### Given problem
Gather all lines from the material that contain the word "docentes".

### Material to process

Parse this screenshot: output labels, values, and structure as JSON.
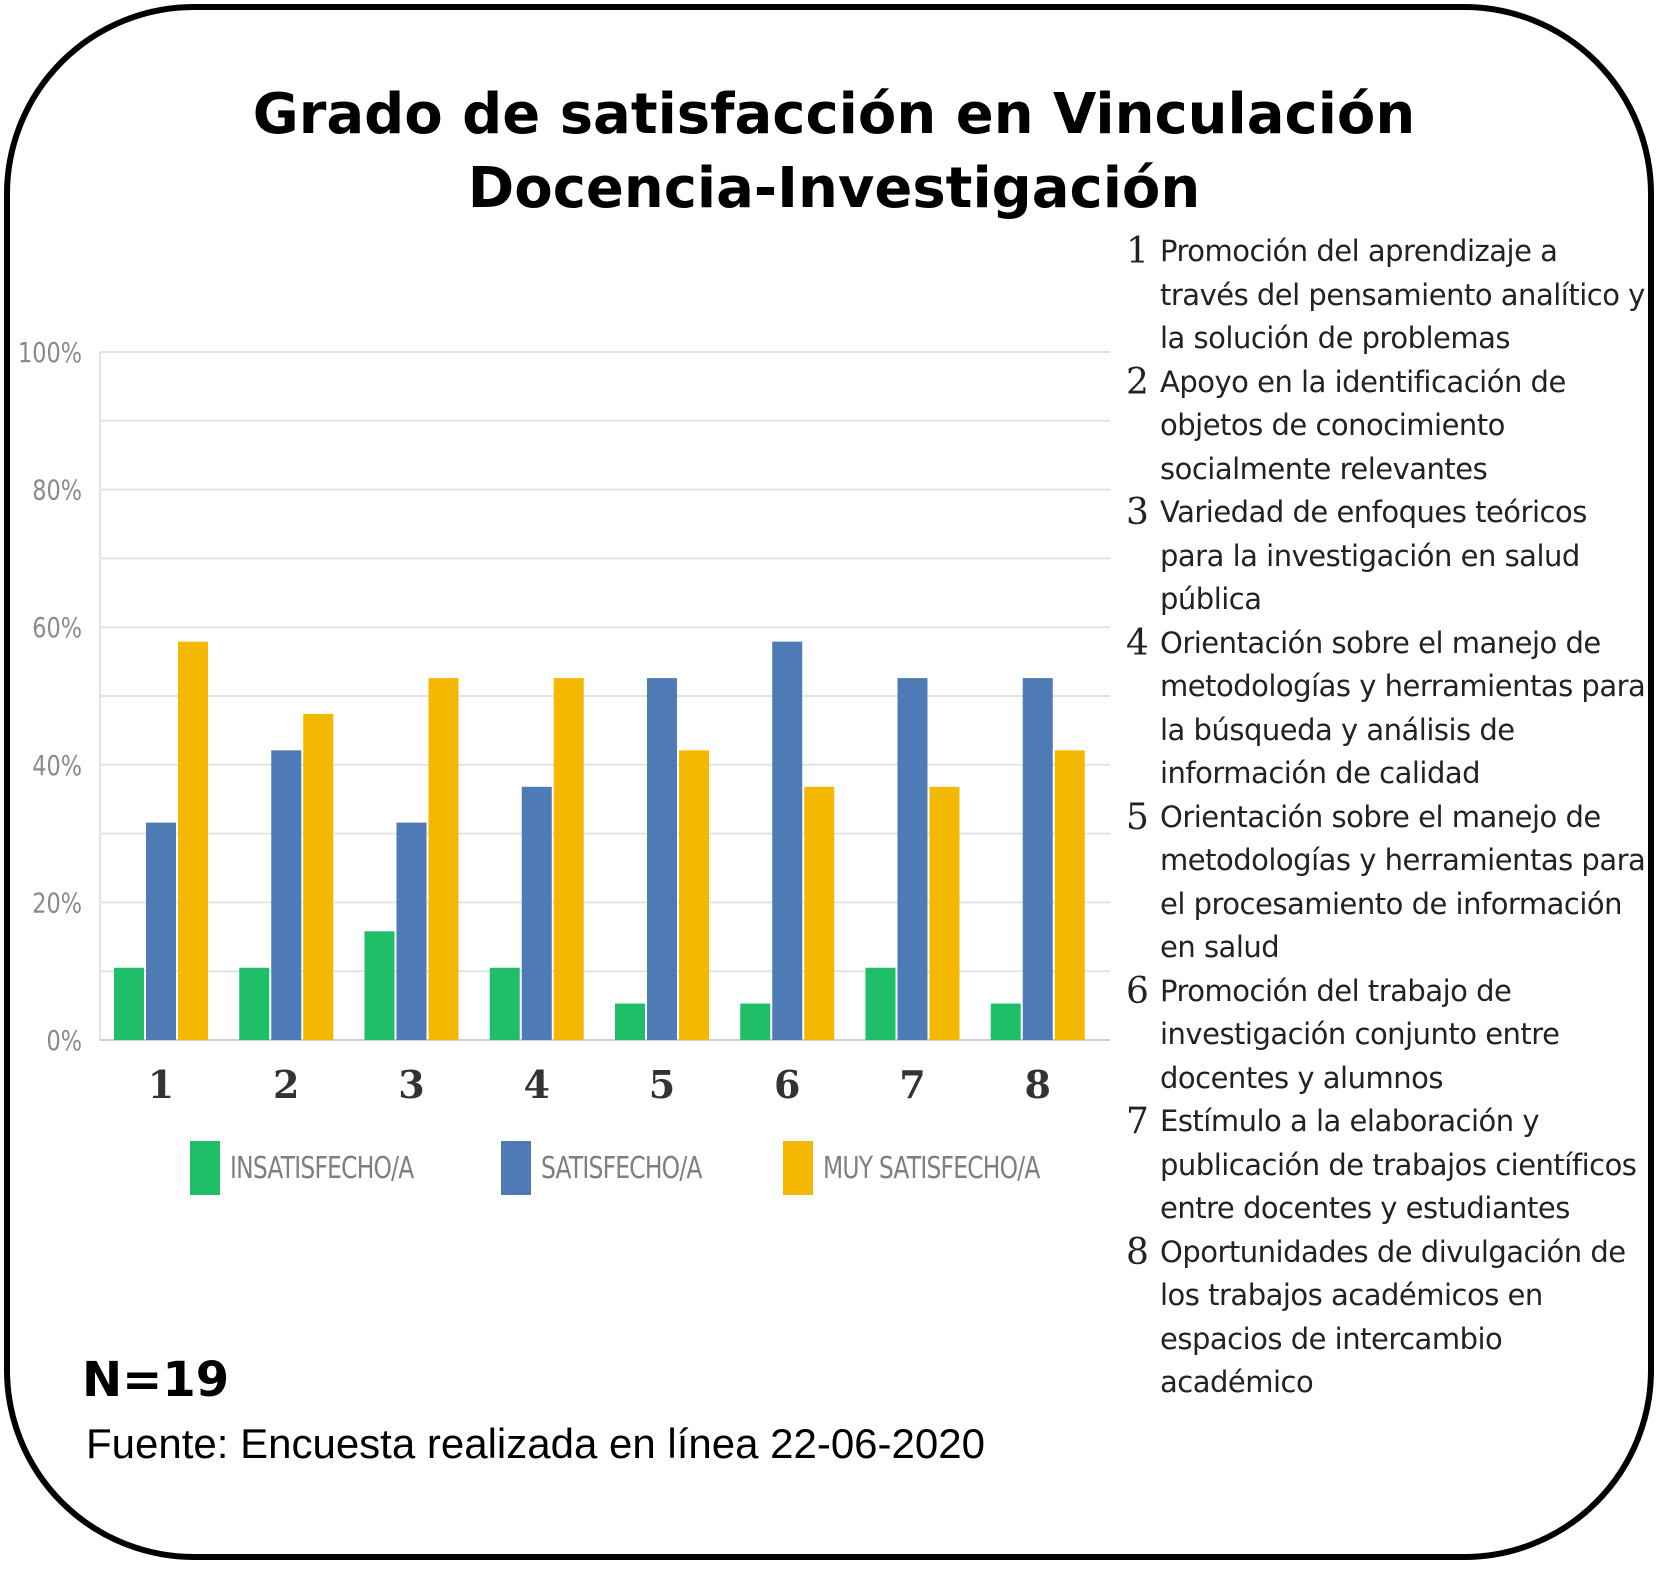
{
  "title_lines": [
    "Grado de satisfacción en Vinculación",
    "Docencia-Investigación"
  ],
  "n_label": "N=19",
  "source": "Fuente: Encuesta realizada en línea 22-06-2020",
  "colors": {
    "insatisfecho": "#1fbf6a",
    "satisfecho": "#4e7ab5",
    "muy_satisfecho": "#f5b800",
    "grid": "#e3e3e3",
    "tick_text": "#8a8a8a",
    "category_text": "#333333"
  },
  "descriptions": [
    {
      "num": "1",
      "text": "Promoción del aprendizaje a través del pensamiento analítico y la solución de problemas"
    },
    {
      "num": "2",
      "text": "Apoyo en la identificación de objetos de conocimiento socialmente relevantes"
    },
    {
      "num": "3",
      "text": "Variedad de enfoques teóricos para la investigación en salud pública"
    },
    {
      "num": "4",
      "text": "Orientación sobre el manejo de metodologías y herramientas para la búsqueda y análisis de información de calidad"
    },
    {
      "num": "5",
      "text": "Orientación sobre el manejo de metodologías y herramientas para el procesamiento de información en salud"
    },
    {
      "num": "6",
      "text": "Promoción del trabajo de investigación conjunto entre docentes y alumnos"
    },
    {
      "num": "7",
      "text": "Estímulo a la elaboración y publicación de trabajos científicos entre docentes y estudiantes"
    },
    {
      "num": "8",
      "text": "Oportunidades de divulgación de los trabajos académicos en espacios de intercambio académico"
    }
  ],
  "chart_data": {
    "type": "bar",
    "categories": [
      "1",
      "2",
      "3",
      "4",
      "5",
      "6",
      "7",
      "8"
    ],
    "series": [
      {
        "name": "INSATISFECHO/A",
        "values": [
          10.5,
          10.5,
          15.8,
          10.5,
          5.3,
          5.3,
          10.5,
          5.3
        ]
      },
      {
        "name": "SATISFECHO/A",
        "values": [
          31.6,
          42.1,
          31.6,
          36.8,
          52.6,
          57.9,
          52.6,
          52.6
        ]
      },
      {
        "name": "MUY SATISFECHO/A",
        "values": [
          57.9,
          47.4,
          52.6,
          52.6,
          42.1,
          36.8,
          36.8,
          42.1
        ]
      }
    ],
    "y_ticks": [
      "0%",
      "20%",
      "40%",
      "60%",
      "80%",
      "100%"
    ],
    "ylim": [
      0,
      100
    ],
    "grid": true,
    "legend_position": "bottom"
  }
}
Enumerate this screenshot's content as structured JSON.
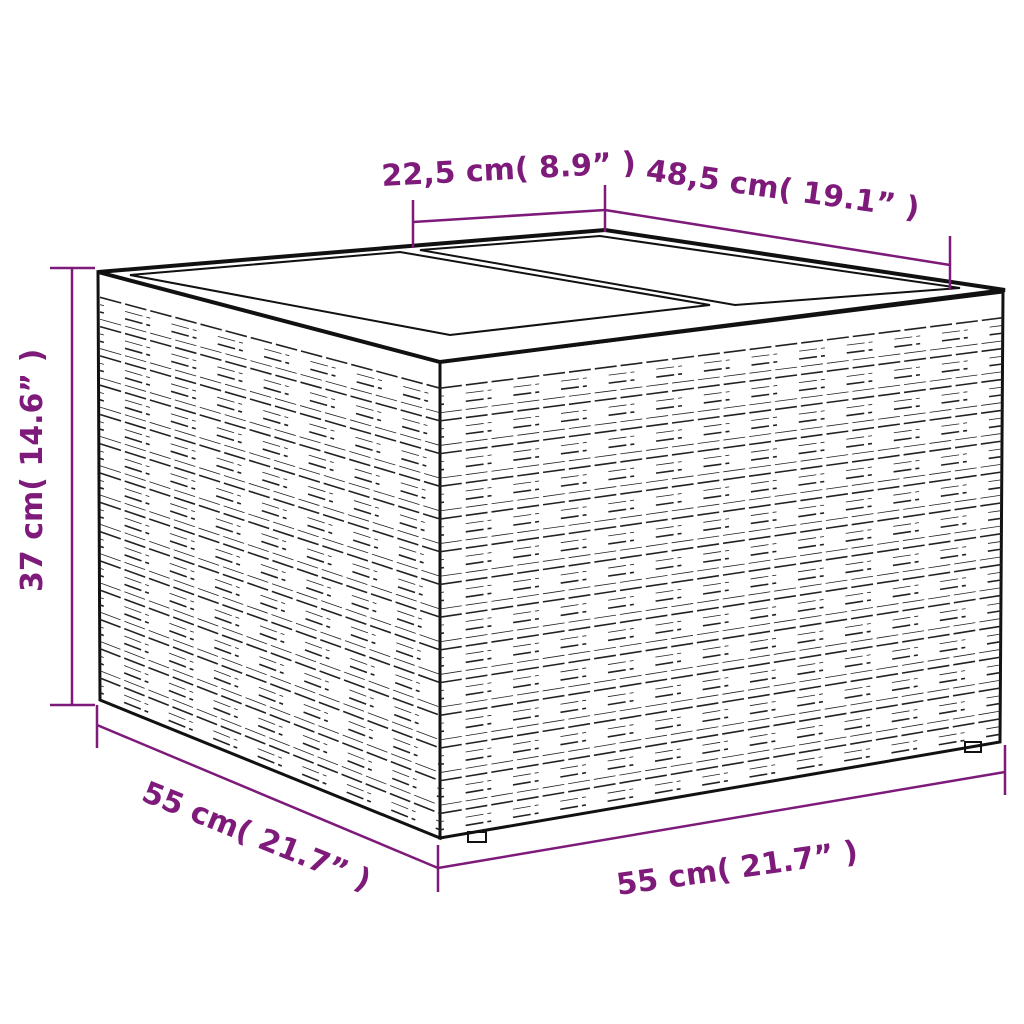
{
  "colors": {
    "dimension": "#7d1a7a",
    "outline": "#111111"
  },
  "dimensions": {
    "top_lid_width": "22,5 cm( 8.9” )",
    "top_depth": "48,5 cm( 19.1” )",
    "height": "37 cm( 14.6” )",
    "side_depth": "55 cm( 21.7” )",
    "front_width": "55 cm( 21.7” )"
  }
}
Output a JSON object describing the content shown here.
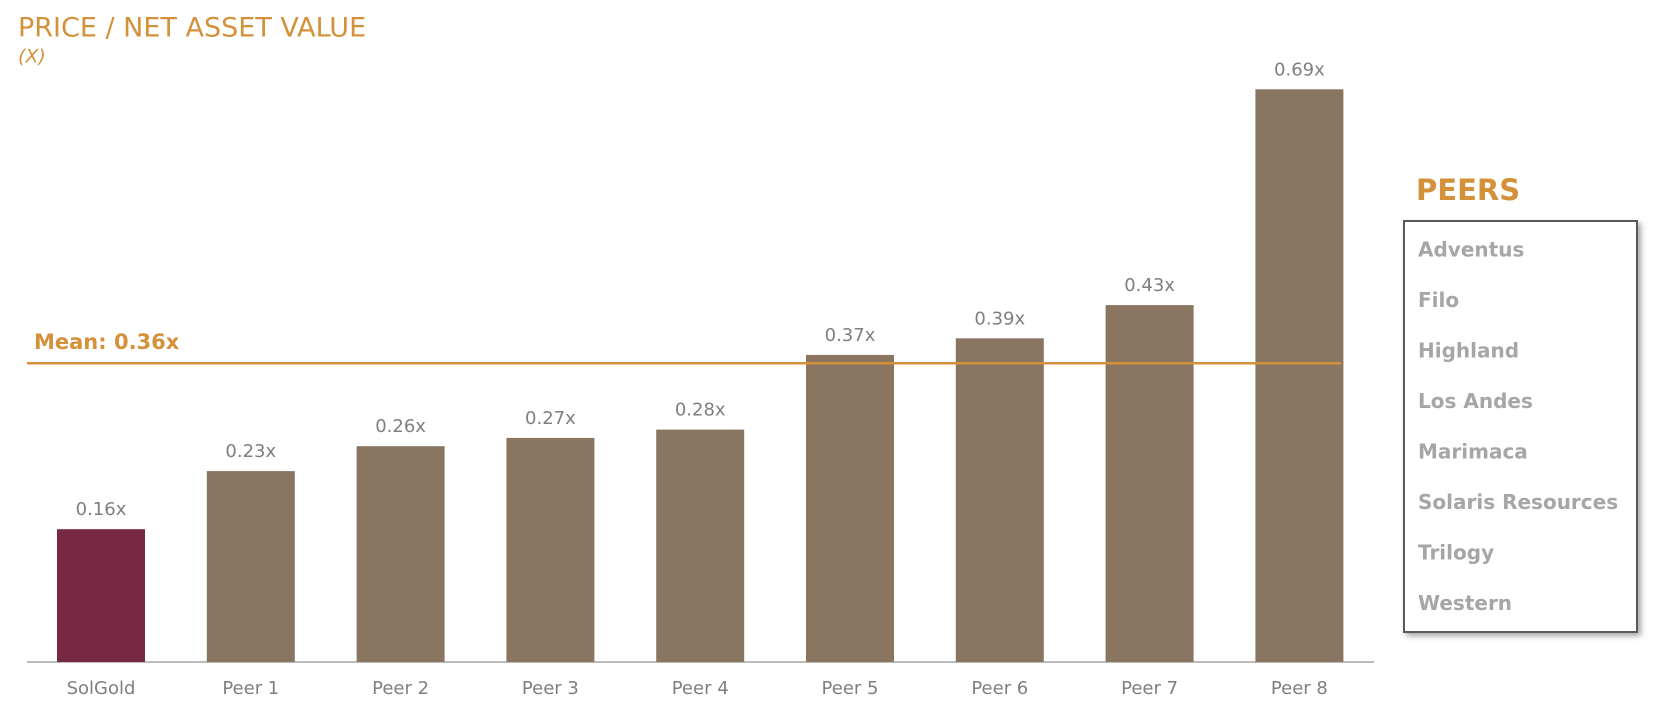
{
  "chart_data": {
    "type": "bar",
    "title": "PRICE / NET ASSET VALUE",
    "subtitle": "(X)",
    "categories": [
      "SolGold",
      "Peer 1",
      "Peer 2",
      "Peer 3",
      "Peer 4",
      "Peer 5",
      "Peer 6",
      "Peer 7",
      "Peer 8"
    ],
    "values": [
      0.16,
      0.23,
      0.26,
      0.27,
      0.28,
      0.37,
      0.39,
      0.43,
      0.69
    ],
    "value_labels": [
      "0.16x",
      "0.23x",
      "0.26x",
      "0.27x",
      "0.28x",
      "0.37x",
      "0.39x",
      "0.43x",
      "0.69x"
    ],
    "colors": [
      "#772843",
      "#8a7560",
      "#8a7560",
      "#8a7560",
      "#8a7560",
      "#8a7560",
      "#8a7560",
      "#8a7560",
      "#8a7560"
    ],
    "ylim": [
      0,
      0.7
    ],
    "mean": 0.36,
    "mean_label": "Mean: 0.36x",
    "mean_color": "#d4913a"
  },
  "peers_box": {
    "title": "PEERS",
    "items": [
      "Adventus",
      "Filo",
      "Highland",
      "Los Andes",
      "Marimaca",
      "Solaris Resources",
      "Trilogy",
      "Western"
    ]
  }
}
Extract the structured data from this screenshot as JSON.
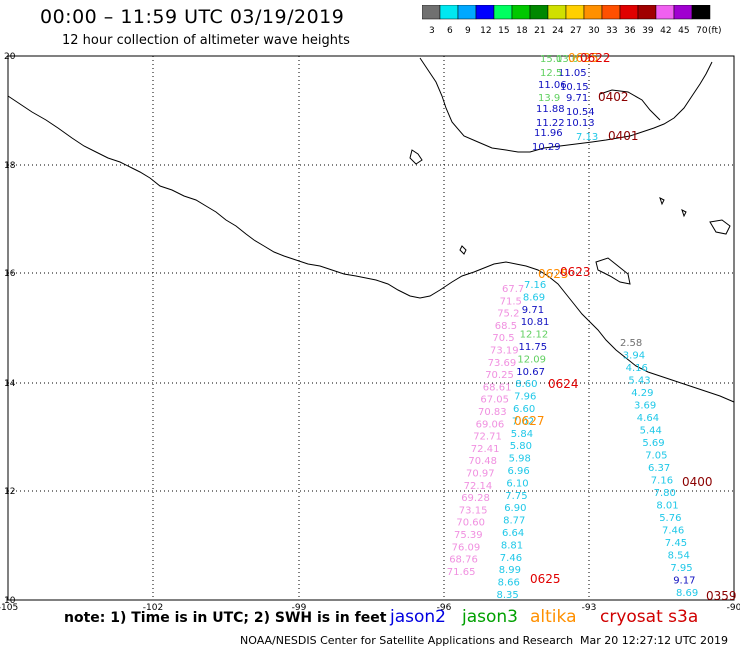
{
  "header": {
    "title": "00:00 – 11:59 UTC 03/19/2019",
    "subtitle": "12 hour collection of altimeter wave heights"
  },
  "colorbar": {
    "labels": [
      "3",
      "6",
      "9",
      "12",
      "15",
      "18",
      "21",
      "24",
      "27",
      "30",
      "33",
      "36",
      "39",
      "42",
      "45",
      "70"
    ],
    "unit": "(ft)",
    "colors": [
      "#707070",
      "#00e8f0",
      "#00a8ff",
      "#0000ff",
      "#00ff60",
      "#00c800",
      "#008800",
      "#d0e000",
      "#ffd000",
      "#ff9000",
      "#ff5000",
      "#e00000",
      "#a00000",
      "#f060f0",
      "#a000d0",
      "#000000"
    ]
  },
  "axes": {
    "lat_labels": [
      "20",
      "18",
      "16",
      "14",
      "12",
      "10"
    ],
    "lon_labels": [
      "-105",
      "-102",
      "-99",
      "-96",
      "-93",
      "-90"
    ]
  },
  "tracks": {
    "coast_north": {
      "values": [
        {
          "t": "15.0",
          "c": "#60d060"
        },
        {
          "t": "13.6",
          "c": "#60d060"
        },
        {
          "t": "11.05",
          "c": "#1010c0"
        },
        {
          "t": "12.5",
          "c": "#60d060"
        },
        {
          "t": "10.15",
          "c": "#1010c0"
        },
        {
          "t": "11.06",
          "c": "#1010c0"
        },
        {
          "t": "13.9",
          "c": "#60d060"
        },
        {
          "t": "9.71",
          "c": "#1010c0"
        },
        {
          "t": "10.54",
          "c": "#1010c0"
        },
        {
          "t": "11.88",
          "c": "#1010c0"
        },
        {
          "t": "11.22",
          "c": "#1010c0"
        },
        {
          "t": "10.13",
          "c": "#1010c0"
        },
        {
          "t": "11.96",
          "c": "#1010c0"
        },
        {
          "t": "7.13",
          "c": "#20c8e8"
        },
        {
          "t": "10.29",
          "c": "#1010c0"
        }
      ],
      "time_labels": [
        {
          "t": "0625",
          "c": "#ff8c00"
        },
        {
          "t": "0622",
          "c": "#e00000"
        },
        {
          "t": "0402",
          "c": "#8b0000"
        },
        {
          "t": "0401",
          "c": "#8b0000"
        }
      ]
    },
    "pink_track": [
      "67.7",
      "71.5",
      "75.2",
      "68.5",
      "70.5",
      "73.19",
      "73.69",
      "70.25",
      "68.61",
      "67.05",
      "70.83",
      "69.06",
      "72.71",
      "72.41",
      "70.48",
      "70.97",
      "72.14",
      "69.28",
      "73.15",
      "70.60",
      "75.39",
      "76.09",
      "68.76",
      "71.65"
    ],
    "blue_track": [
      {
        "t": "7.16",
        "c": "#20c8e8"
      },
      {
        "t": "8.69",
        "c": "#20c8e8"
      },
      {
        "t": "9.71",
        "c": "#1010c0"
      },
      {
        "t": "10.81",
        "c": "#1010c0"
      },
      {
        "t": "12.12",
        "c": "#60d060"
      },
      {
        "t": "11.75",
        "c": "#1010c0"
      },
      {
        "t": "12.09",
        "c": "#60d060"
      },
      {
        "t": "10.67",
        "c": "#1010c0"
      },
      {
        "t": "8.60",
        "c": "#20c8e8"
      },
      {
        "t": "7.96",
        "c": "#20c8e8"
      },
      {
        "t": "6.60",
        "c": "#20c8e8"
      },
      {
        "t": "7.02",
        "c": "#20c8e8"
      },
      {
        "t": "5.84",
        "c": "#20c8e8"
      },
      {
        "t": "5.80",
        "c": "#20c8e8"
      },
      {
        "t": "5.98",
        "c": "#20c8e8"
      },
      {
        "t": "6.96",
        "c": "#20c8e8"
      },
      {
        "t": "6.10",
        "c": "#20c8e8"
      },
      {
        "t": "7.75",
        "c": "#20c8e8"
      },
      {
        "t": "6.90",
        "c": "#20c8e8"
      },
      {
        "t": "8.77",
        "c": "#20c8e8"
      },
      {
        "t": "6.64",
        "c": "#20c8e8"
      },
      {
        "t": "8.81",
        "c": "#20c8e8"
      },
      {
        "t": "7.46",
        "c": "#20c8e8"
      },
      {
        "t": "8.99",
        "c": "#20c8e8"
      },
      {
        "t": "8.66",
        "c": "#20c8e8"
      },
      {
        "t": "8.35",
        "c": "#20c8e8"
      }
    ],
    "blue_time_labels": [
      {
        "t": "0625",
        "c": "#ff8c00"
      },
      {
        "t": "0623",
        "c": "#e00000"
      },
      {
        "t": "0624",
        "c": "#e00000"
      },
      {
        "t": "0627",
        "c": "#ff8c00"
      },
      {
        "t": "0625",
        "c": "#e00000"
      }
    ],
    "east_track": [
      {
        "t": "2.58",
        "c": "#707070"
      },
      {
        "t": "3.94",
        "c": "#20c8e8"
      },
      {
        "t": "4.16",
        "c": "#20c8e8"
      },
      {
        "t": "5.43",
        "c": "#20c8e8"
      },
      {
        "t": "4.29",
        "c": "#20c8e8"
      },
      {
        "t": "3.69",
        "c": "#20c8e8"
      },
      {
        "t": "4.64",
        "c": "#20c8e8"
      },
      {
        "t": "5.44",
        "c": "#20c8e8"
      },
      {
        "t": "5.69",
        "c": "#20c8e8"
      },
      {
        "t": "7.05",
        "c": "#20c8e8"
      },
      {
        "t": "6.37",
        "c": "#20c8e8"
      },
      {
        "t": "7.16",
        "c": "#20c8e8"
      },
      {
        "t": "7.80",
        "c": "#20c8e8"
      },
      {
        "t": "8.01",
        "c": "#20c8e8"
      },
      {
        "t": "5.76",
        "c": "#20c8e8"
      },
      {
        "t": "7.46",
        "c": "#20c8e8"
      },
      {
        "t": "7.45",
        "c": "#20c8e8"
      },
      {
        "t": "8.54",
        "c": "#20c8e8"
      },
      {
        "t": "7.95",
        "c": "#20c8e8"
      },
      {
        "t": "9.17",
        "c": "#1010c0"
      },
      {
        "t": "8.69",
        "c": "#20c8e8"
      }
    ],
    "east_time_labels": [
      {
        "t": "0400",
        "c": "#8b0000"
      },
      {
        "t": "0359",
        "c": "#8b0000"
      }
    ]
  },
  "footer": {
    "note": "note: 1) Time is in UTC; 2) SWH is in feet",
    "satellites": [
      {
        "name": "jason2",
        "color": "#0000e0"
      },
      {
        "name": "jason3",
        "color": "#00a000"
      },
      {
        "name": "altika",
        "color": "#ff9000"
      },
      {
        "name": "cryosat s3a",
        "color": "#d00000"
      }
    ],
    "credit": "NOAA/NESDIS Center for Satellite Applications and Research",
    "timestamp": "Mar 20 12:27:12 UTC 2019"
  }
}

### Exercise response
      "text": "Promoción del trabajo de investigación conjunto entre docentes y alumnos"
      "text": "Estímulo a la elaboración y publicación de trabajos científicos entre docentes y estudiantes"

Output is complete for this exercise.